--- Begin Input rows ---

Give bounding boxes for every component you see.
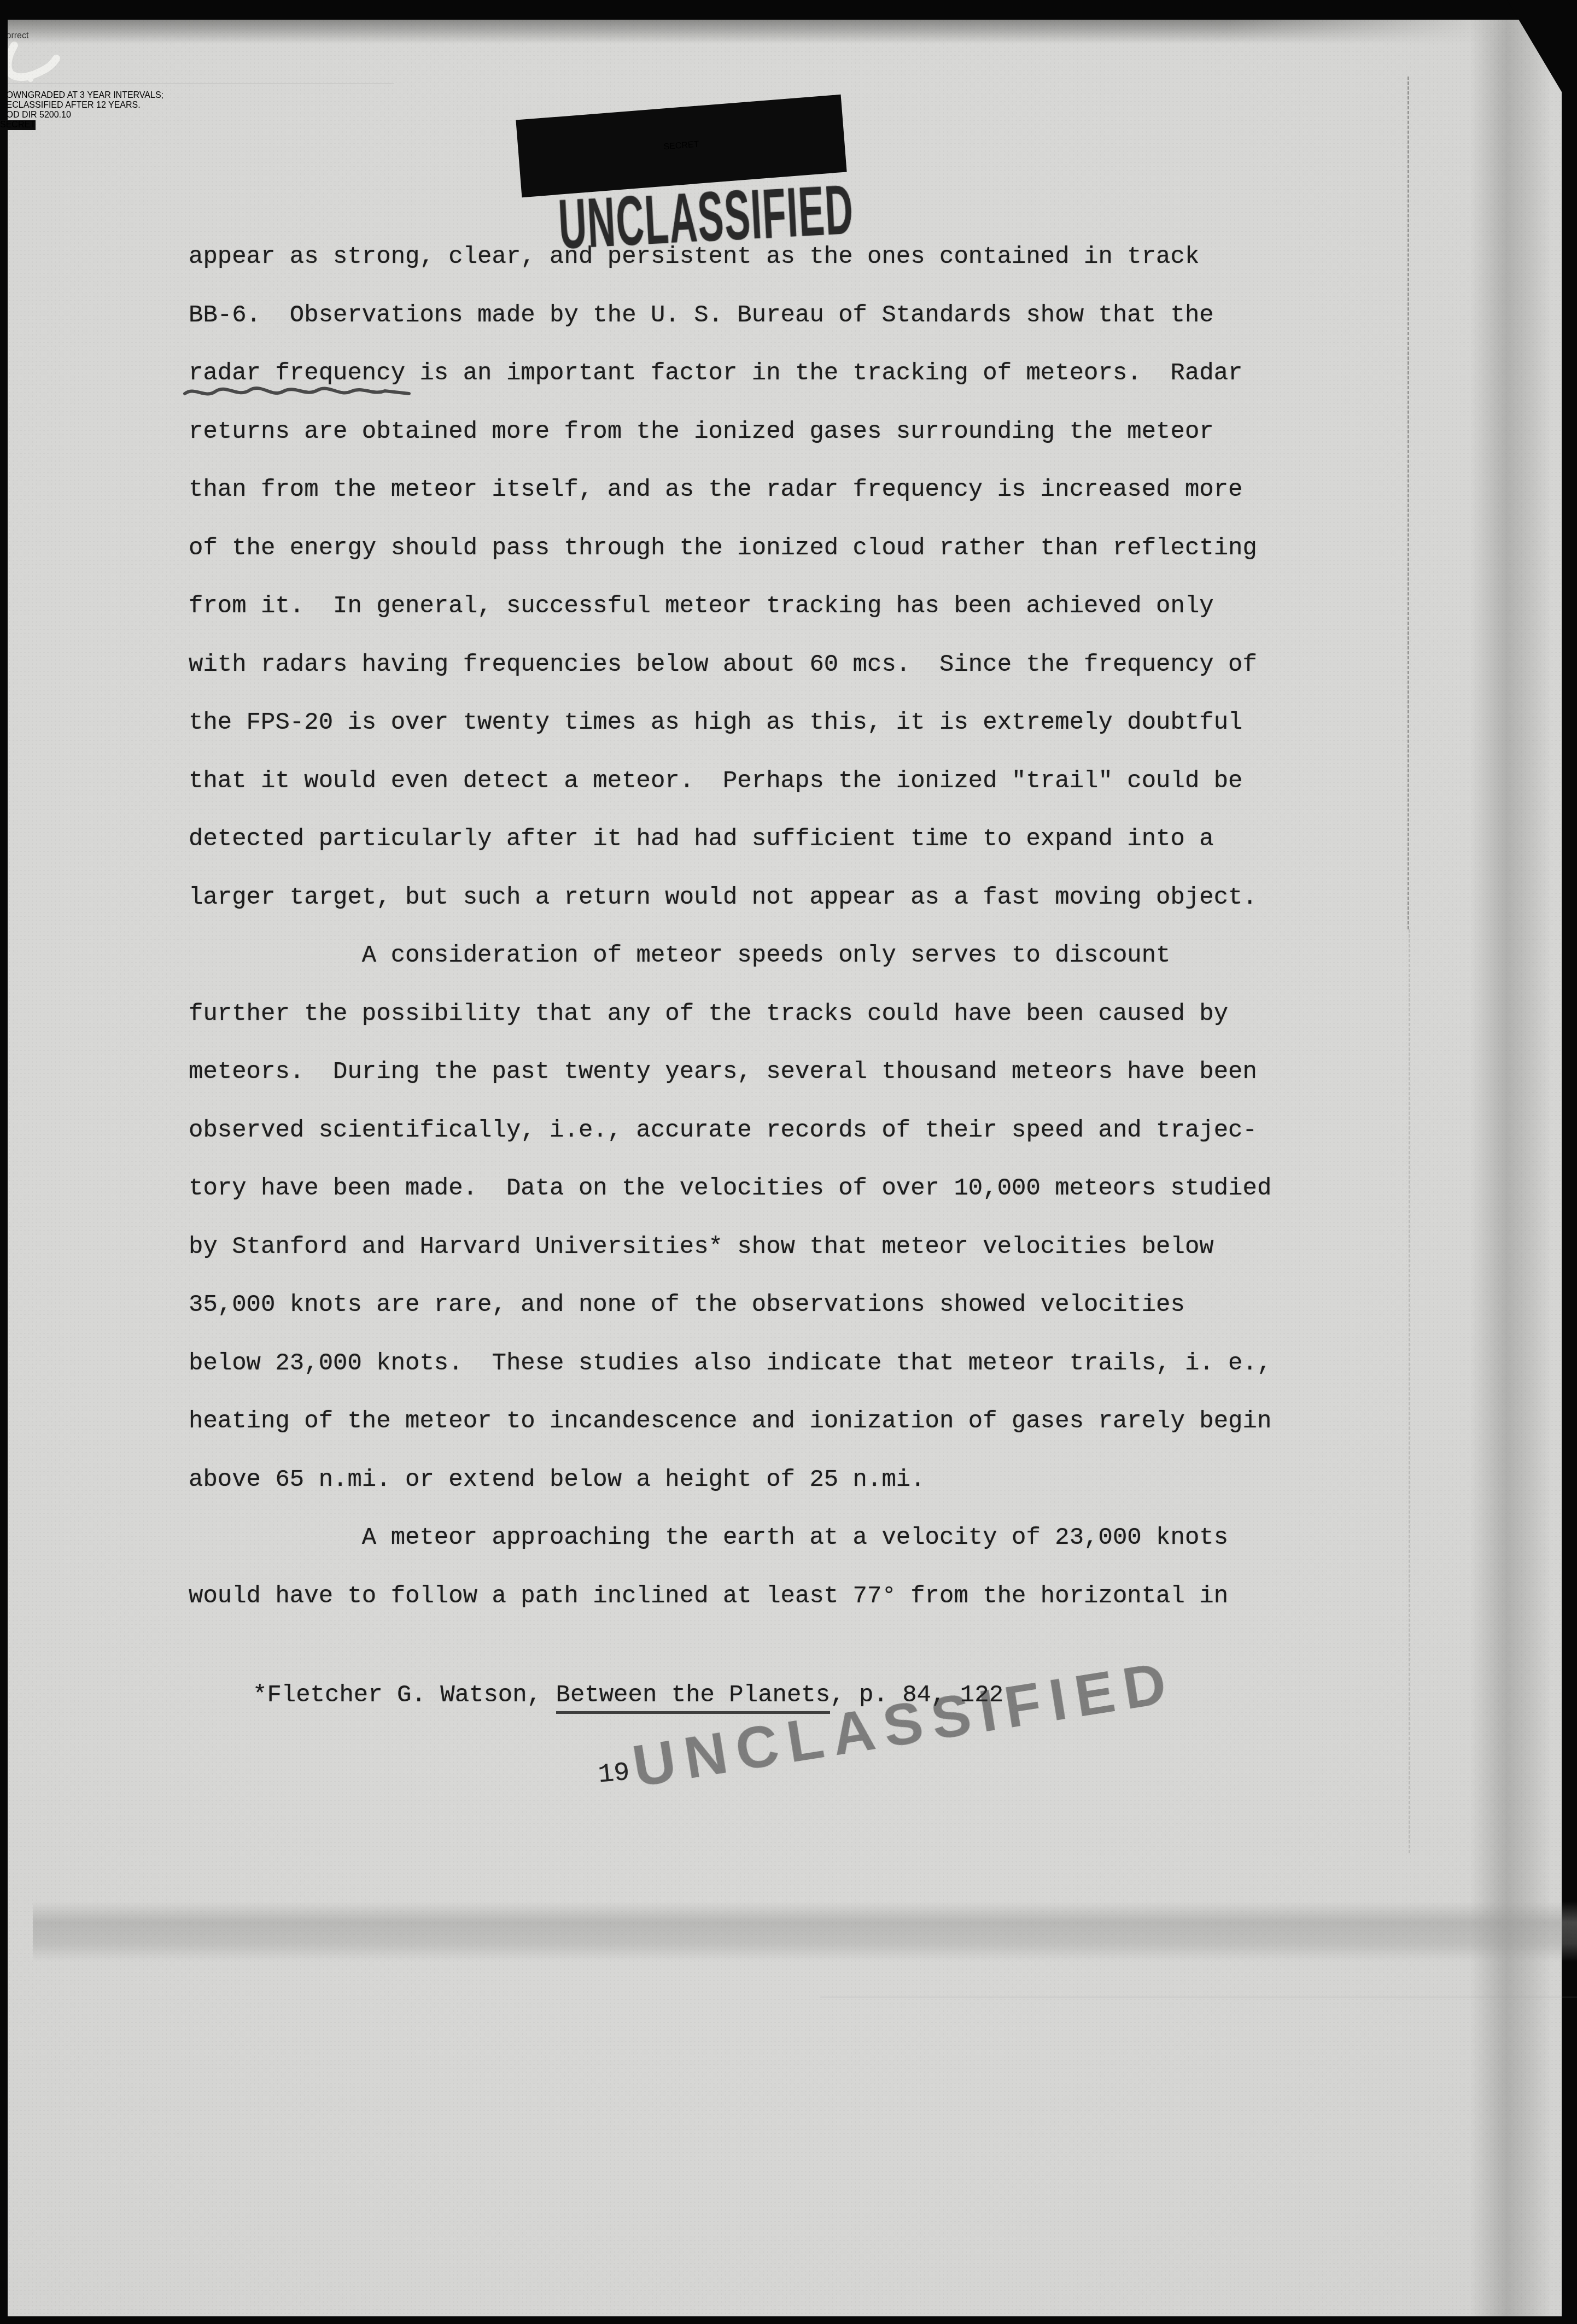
body-line: larger target, but such a return would n… <box>189 884 1257 911</box>
footnote-prefix: *Fletcher G. Watson, <box>253 1682 556 1709</box>
body-line: observed scientifically, i.e., accurate … <box>189 1117 1257 1144</box>
redacted-secret-stamp-bottom: SECRET <box>0 120 36 130</box>
body-line: above 65 n.mi. or extend below a height … <box>189 1466 925 1494</box>
body-line: heating of the meteor to incandescence a… <box>189 1408 1271 1435</box>
secret-stamp-text: SECRET <box>0 120 36 130</box>
body-line: the FPS-20 is over twenty times as high … <box>189 709 1243 736</box>
body-line: A meteor approaching the earth at a velo… <box>189 1524 1228 1552</box>
smudge-dot <box>0 182 2 184</box>
body-line: meteors. During the past twenty years, s… <box>189 1058 1257 1086</box>
body-line: that it would even detect a meteor. Perh… <box>189 768 1243 795</box>
body-line: returns are obtained more from the ioniz… <box>189 418 1214 446</box>
typewritten-body: appear as strong, clear, and persistent … <box>0 0 1577 2324</box>
body-line: BB-6. Observations made by the U. S. Bur… <box>189 302 1214 329</box>
body-line: from it. In general, successful meteor t… <box>189 593 1214 620</box>
body-line: of the energy should pass through the io… <box>189 535 1257 562</box>
body-line: below 23,000 knots. These studies also i… <box>189 1350 1271 1377</box>
body-line: with radars having frequencies below abo… <box>189 651 1257 678</box>
body-line: A consideration of meteor speeds only se… <box>189 942 1171 969</box>
body-line: detected particularly after it had had s… <box>189 826 1214 853</box>
body-line: tory have been made. Data on the velocit… <box>189 1175 1271 1202</box>
body-line: 35,000 knots are rare, and none of the o… <box>189 1291 1185 1319</box>
body-line: appear as strong, clear, and persistent … <box>189 243 1199 271</box>
scanned-document-page: SECRET UNCLASSIFIED appear as strong, cl… <box>0 0 1577 2324</box>
wavy-underline-radar-frequency <box>183 383 418 402</box>
body-line: would have to follow a path inclined at … <box>189 1583 1228 1610</box>
page-number: 19 <box>597 1758 631 1790</box>
body-line: further the possibility that any of the … <box>189 1000 1228 1028</box>
body-line: by Stanford and Harvard Universities* sh… <box>189 1233 1214 1261</box>
body-line: than from the meteor itself, and as the … <box>189 476 1243 504</box>
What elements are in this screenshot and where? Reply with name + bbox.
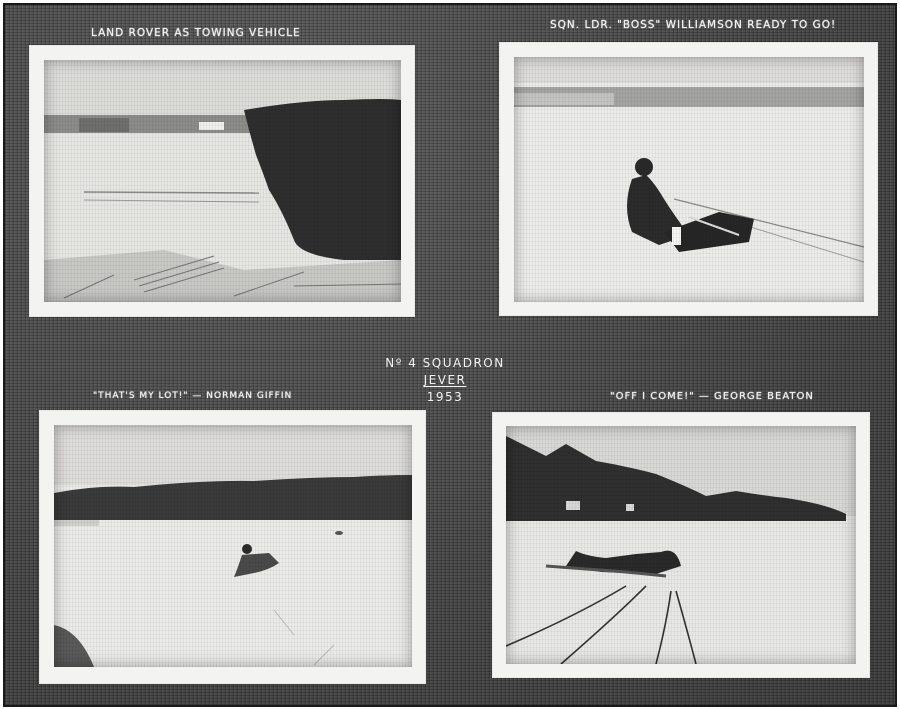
caption-george-beaton: "Off I come!" — George Beaton [610, 391, 814, 402]
photo-land-rover-towing [30, 46, 414, 316]
caption-land-rover: Land Rover as Towing Vehicle [91, 27, 301, 39]
photo-image [54, 425, 412, 667]
title-location: Jever [365, 372, 525, 389]
title-squadron: Nº 4 Squadron [365, 355, 525, 372]
album-page: Land Rover as Towing Vehicle Sqn. Ldr. "… [3, 3, 897, 707]
album-page-title: Nº 4 Squadron Jever 1953 [365, 355, 525, 406]
caption-norman-giffin: "That's my lot!" — Norman Giffin [93, 391, 292, 401]
photo-image [44, 60, 401, 302]
photo-boss-williamson [500, 43, 877, 315]
photo-george-beaton [493, 413, 869, 677]
caption-boss-williamson: Sqn. Ldr. "Boss" Williamson ready to go! [550, 19, 836, 31]
title-year: 1953 [365, 389, 525, 406]
photo-norman-giffin [40, 411, 425, 683]
photo-image [506, 426, 856, 664]
photo-image [514, 57, 864, 302]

--- End Input rows ---

● **Task description**: Switch every "body-line" to "text-line" in the entries and repeat them otherwise unchanged, leaving out the pictures.

● **Exercise solution**:
Give bounding boxes for every component you see.
text-line: larger target, but such a return would n… <box>189 884 1257 911</box>
footnote-prefix: *Fletcher G. Watson, <box>253 1682 556 1709</box>
text-line: observed scientifically, i.e., accurate … <box>189 1117 1257 1144</box>
redacted-secret-stamp-bottom: SECRET <box>0 120 36 130</box>
text-line: above 65 n.mi. or extend below a height … <box>189 1466 925 1494</box>
text-line: heating of the meteor to incandescence a… <box>189 1408 1271 1435</box>
secret-stamp-text: SECRET <box>0 120 36 130</box>
text-line: the FPS-20 is over twenty times as high … <box>189 709 1243 736</box>
text-line: A meteor approaching the earth at a velo… <box>189 1524 1228 1552</box>
smudge-dot <box>0 182 2 184</box>
text-line: meteors. During the past twenty years, s… <box>189 1058 1257 1086</box>
text-line: that it would even detect a meteor. Perh… <box>189 768 1243 795</box>
text-line: returns are obtained more from the ioniz… <box>189 418 1214 446</box>
typewritten-body: appear as strong, clear, and persistent … <box>0 0 1577 2324</box>
text-line: BB-6. Observations made by the U. S. Bur… <box>189 302 1214 329</box>
text-line: from it. In general, successful meteor t… <box>189 593 1214 620</box>
text-line: of the energy should pass through the io… <box>189 535 1257 562</box>
text-line: below 23,000 knots. These studies also i… <box>189 1350 1271 1377</box>
text-line: with radars having frequencies below abo… <box>189 651 1257 678</box>
text-line: A consideration of meteor speeds only se… <box>189 942 1171 969</box>
text-line: detected particularly after it had had s… <box>189 826 1214 853</box>
text-line: tory have been made. Data on the velocit… <box>189 1175 1271 1202</box>
text-line: 35,000 knots are rare, and none of the o… <box>189 1291 1185 1319</box>
text-line: appear as strong, clear, and persistent … <box>189 243 1199 271</box>
scanned-document-page: SECRET UNCLASSIFIED appear as strong, cl… <box>0 0 1577 2324</box>
wavy-underline-radar-frequency <box>183 383 418 402</box>
text-line: would have to follow a path inclined at … <box>189 1583 1228 1610</box>
page-number: 19 <box>597 1758 631 1790</box>
text-line: further the possibility that any of the … <box>189 1000 1228 1028</box>
text-line: by Stanford and Harvard Universities* sh… <box>189 1233 1214 1261</box>
text-line: than from the meteor itself, and as the … <box>189 476 1243 504</box>
What elements are in this screenshot and where? Reply with name + bbox.
caption-george-beaton: "Off I come!" — George Beaton [610, 391, 814, 402]
photo-land-rover-towing [30, 46, 414, 316]
caption-land-rover: Land Rover as Towing Vehicle [91, 27, 301, 39]
photo-image [54, 425, 412, 667]
title-location: Jever [365, 372, 525, 389]
title-squadron: Nº 4 Squadron [365, 355, 525, 372]
album-page: Land Rover as Towing Vehicle Sqn. Ldr. "… [3, 3, 897, 707]
album-page-title: Nº 4 Squadron Jever 1953 [365, 355, 525, 406]
caption-norman-giffin: "That's my lot!" — Norman Giffin [93, 391, 292, 401]
photo-image [44, 60, 401, 302]
photo-boss-williamson [500, 43, 877, 315]
photo-george-beaton [493, 413, 869, 677]
caption-boss-williamson: Sqn. Ldr. "Boss" Williamson ready to go! [550, 19, 836, 31]
title-year: 1953 [365, 389, 525, 406]
photo-norman-giffin [40, 411, 425, 683]
photo-image [506, 426, 856, 664]
photo-image [514, 57, 864, 302]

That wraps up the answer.